> [What is needed]:
All lines in the data bearing the string "producir" should be identified and copied.

## BEGIN

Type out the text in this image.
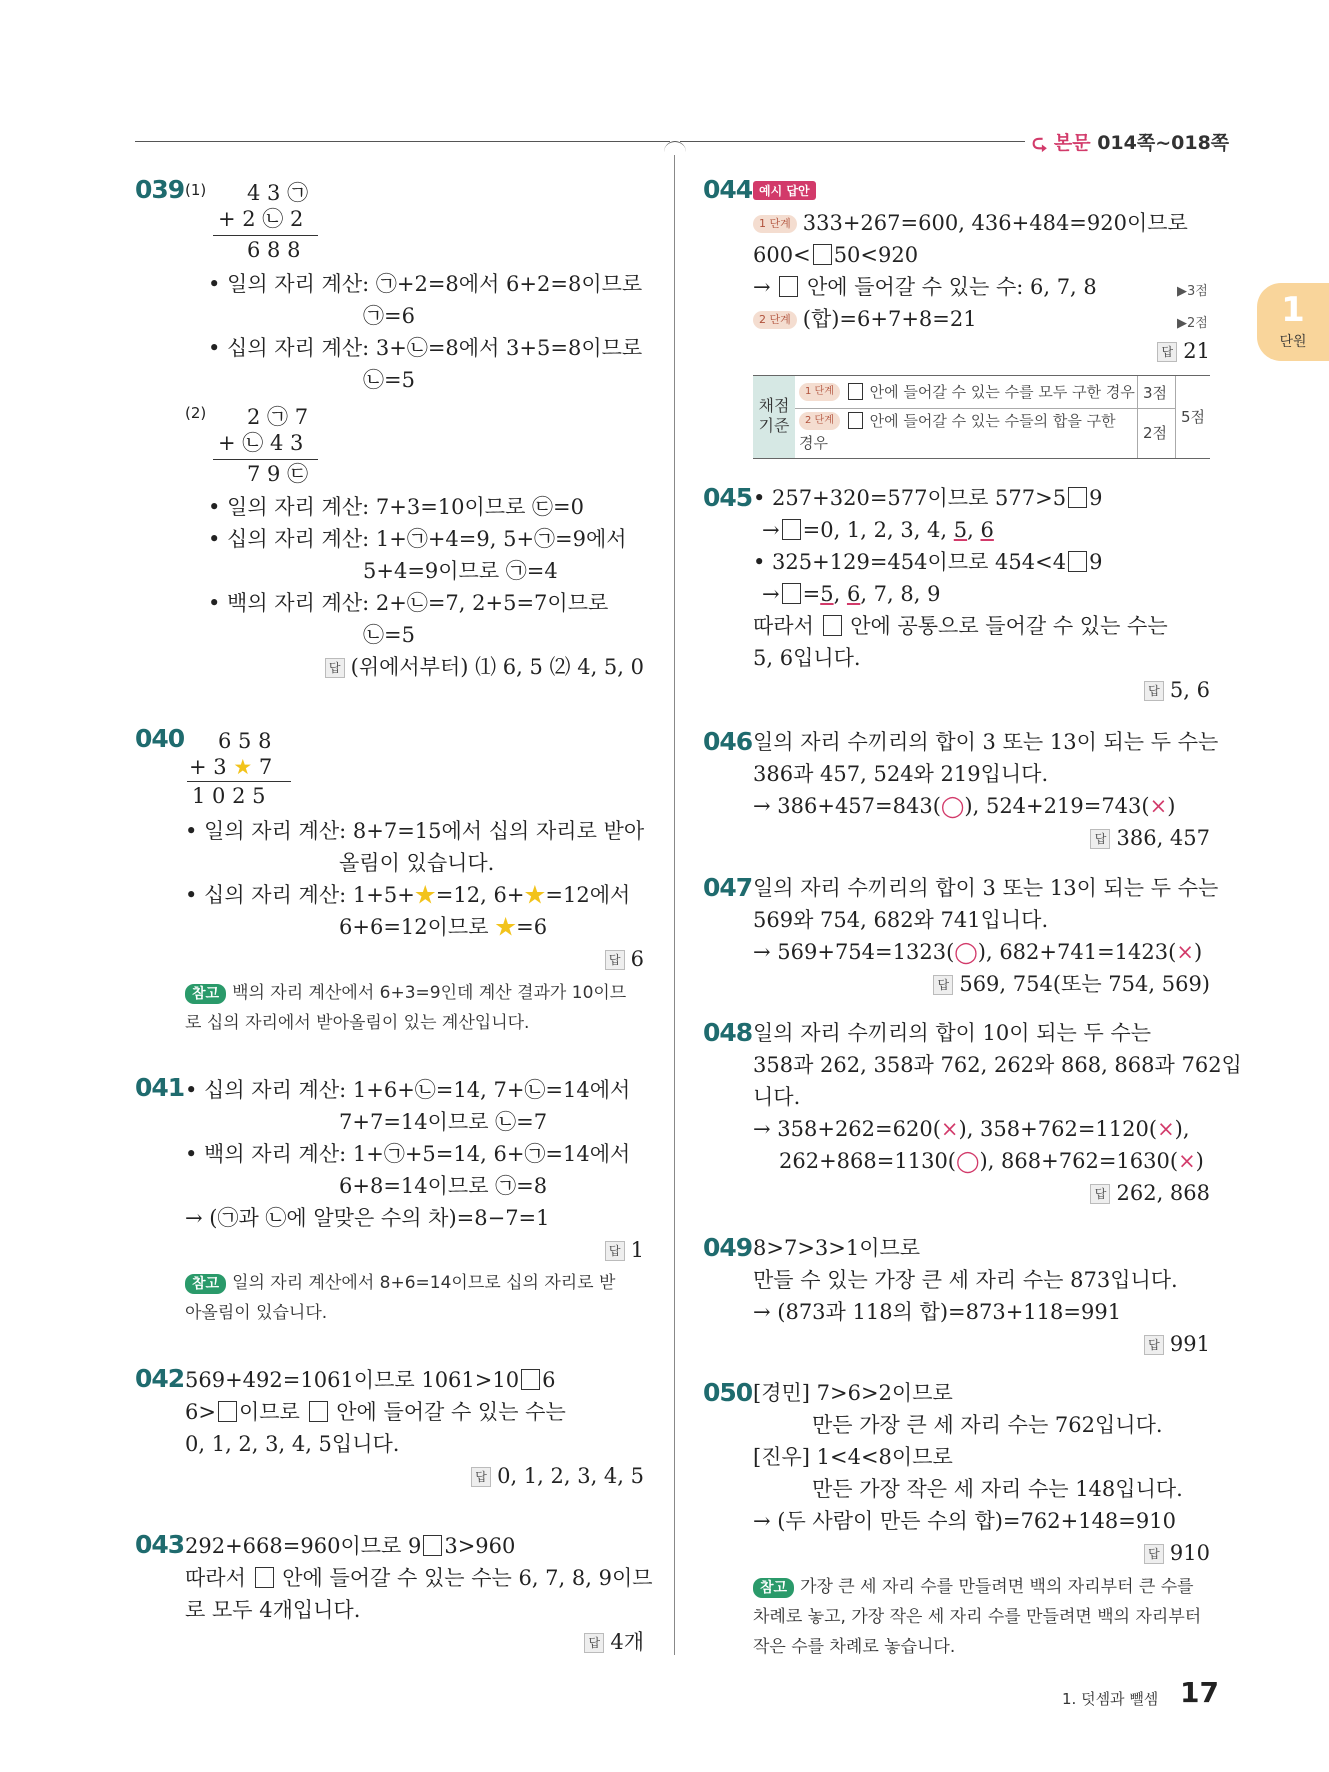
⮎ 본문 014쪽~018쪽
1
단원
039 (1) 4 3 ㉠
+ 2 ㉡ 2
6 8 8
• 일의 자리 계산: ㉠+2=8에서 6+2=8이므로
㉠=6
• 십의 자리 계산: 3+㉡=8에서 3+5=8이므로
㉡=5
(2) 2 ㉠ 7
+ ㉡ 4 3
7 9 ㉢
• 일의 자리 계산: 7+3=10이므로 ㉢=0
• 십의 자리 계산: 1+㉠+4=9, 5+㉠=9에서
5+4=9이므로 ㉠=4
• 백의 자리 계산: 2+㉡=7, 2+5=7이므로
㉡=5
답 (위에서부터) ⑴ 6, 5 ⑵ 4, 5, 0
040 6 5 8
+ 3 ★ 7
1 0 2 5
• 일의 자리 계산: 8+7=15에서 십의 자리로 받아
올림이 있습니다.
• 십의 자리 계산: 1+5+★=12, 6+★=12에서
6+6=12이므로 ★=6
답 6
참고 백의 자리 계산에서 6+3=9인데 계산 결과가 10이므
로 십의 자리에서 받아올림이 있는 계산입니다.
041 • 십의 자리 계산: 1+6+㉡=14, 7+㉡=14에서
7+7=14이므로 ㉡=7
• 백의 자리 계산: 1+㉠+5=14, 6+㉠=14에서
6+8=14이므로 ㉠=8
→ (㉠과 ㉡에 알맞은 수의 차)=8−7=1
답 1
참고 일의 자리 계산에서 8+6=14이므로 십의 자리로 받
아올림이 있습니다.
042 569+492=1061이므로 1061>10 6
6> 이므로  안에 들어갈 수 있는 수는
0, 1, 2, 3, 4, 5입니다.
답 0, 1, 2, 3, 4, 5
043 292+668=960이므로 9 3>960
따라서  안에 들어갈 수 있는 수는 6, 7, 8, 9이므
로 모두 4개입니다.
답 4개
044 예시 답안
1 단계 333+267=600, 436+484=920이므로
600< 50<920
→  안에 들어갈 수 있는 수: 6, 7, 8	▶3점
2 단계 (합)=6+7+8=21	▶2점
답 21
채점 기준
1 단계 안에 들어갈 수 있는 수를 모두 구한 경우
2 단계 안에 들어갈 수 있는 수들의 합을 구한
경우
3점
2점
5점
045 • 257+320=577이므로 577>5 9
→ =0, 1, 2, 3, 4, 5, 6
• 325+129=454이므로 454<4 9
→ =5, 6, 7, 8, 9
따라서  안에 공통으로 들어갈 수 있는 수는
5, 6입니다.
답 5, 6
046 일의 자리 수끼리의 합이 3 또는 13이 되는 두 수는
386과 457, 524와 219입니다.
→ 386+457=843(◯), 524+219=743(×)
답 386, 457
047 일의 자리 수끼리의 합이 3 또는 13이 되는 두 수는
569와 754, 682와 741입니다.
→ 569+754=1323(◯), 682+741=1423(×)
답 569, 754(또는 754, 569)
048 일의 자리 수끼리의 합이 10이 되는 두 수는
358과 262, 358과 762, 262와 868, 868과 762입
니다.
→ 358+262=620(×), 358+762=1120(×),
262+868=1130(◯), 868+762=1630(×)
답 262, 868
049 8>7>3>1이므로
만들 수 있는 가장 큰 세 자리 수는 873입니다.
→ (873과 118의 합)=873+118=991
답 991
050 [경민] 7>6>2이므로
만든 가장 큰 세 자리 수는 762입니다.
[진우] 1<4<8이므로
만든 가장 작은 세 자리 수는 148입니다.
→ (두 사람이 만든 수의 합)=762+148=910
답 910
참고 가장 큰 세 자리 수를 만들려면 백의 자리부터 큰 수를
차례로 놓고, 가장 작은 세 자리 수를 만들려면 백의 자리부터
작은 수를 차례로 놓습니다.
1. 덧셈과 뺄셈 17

## END
## BEGIN

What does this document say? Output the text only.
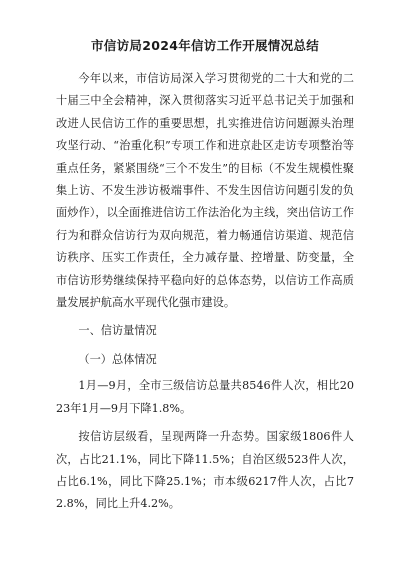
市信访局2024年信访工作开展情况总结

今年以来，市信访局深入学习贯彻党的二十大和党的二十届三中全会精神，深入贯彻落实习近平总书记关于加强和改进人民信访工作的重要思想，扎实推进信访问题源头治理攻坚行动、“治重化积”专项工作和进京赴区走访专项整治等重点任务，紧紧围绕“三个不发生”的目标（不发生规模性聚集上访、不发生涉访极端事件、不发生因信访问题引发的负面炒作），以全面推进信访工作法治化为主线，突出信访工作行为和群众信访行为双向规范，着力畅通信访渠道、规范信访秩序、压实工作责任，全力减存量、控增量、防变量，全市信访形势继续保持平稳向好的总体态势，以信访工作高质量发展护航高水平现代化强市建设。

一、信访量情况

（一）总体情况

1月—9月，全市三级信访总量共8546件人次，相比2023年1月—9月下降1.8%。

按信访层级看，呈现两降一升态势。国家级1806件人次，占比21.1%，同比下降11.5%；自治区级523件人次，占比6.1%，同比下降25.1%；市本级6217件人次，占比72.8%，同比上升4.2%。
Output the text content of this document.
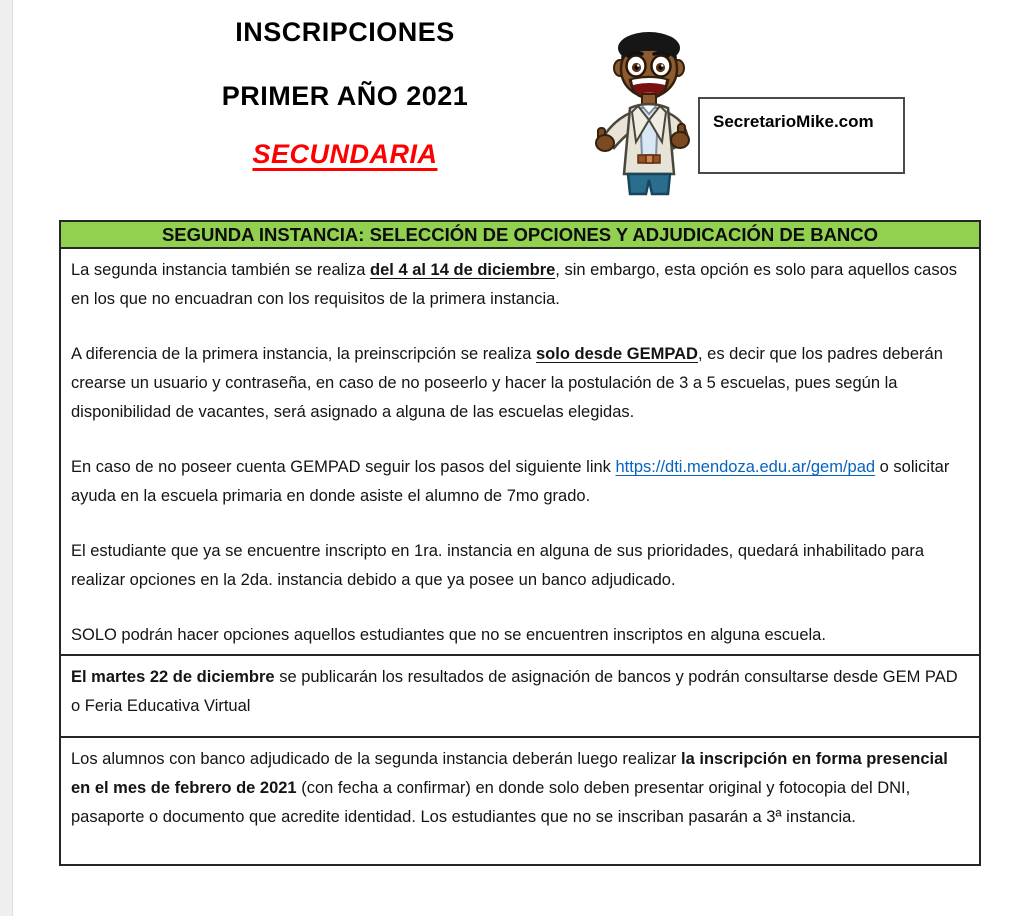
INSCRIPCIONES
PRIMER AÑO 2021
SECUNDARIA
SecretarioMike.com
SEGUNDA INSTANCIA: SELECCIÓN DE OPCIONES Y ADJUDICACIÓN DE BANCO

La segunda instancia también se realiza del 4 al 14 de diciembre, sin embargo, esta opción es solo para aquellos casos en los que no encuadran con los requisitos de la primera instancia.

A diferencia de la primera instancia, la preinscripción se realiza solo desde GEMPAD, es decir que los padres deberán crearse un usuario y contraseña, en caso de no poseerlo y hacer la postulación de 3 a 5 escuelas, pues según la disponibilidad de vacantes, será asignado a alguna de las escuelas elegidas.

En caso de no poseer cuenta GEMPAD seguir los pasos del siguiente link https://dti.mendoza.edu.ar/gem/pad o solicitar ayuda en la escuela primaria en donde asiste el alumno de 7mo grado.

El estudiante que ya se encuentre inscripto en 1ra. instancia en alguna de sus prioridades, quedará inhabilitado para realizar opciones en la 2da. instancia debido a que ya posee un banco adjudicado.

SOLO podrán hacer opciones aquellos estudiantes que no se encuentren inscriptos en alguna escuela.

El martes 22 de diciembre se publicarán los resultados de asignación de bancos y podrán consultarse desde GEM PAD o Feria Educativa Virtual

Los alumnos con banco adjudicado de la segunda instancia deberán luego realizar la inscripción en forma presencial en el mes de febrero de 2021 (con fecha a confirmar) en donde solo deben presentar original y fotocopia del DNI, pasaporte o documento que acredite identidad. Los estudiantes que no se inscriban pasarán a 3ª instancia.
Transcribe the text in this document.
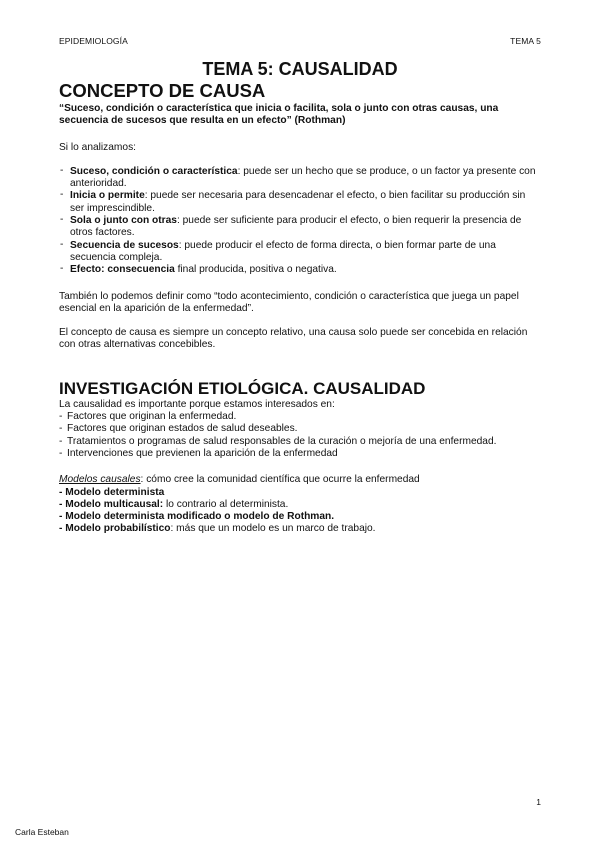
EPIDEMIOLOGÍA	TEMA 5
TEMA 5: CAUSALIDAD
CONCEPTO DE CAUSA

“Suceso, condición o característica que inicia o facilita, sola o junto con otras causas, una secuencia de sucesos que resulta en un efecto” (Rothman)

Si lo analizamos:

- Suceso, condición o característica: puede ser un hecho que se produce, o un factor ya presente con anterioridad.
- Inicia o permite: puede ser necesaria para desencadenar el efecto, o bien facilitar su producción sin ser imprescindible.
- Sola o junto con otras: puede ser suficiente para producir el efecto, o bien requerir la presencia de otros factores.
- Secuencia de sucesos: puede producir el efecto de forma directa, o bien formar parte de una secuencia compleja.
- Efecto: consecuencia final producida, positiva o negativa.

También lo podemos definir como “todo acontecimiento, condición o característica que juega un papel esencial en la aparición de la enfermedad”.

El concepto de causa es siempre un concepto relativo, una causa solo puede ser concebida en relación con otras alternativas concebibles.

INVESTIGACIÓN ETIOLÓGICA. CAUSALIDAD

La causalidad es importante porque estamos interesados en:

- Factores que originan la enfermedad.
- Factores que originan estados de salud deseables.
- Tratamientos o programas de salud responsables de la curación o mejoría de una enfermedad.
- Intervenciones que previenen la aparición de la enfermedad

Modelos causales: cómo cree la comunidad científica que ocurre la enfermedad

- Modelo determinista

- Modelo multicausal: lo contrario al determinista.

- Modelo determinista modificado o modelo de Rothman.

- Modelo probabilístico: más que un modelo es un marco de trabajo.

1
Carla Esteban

## END

> [Final answer]:
- Sola o junto con otras: puede ser suficiente para producir el efecto, o bien requerir la presencia de otros factores.
- Secuencia de sucesos: puede producir el efecto de forma directa, o bien formar parte de una secuencia compleja.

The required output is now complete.